**GOAL OF THE EXERCISE**
Reproduce the data that follows in its entirety, character for character.

**Records from a collection**
-=-=-=-=-

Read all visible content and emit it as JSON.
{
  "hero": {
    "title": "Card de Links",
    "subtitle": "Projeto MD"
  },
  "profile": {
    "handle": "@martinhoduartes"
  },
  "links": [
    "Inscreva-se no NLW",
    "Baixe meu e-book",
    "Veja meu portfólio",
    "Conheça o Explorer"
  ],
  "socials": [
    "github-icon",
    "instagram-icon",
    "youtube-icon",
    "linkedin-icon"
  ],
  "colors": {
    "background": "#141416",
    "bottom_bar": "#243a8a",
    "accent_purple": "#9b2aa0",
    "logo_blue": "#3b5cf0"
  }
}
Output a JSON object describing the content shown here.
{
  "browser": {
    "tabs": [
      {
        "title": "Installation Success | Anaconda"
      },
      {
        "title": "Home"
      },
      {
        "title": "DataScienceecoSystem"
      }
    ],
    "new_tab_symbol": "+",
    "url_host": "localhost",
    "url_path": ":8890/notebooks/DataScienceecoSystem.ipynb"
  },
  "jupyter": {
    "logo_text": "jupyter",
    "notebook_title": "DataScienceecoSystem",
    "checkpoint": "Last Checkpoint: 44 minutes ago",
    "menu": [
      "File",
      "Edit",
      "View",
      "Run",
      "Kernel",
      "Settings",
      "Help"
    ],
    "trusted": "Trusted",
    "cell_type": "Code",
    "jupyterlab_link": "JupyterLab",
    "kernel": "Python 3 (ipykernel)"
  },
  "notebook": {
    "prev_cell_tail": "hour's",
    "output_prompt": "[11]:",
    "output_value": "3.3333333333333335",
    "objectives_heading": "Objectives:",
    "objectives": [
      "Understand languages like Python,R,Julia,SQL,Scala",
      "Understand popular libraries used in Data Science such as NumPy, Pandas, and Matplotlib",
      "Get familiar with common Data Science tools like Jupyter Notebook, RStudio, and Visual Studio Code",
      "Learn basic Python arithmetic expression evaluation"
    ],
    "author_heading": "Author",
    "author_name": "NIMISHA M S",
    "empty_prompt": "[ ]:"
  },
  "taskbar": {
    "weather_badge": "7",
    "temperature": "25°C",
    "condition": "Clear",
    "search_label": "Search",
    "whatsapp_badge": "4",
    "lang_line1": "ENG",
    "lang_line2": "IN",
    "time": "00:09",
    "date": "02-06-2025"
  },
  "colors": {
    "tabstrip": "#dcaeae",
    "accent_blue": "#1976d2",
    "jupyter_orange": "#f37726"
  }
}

-=-=-=-=-

**WRITTEN ANSWER**
Read all visible content and emit it as JSON.
{
  "hero": {
    "title": "Card de Links",
    "subtitle": "Projeto MD"
  },
  "profile": {
    "handle": "@martinhoduartes"
  },
  "links": [
    "Inscreva-se no NLW",
    "Baixe meu e-book",
    "Veja meu portfólio",
    "Conheça o Explorer"
  ],
  "socials": [
    "github-icon",
    "instagram-icon",
    "youtube-icon",
    "linkedin-icon"
  ],
  "colors": {
    "background": "#141416",
    "bottom_bar": "#243a8a",
    "accent_purple": "#9b2aa0",
    "logo_blue": "#3b5cf0"
  }
}
Output a JSON object describing the content shown here.
{
  "browser": {
    "tabs": [
      {
        "title": "Installation Success | Anaconda"
      },
      {
        "title": "Home"
      },
      {
        "title": "DataScienceecoSystem"
      }
    ],
    "new_tab_symbol": "+",
    "url_host": "localhost",
    "url_path": ":8890/notebooks/DataScienceecoSystem.ipynb"
  },
  "jupyter": {
    "logo_text": "jupyter",
    "notebook_title": "DataScienceecoSystem",
    "checkpoint": "Last Checkpoint: 44 minutes ago",
    "menu": [
      "File",
      "Edit",
      "View",
      "Run",
      "Kernel",
      "Settings",
      "Help"
    ],
    "trusted": "Trusted",
    "cell_type": "Code",
    "jupyterlab_link": "JupyterLab",
    "kernel": "Python 3 (ipykernel)"
  },
  "notebook": {
    "prev_cell_tail": "hour's",
    "output_prompt": "[11]:",
    "output_value": "3.3333333333333335",
    "objectives_heading": "Objectives:",
    "objectives": [
      "Understand languages like Python,R,Julia,SQL,Scala",
      "Understand popular libraries used in Data Science such as NumPy, Pandas, and Matplotlib",
      "Get familiar with common Data Science tools like Jupyter Notebook, RStudio, and Visual Studio Code",
      "Learn basic Python arithmetic expression evaluation"
    ],
    "author_heading": "Author",
    "author_name": "NIMISHA M S",
    "empty_prompt": "[ ]:"
  },
  "taskbar": {
    "weather_badge": "7",
    "temperature": "25°C",
    "condition": "Clear",
    "search_label": "Search",
    "whatsapp_badge": "4",
    "lang_line1": "ENG",
    "lang_line2": "IN",
    "time": "00:09",
    "date": "02-06-2025"
  },
  "colors": {
    "tabstrip": "#dcaeae",
    "accent_blue": "#1976d2",
    "jupyter_orange": "#f37726"
  }
}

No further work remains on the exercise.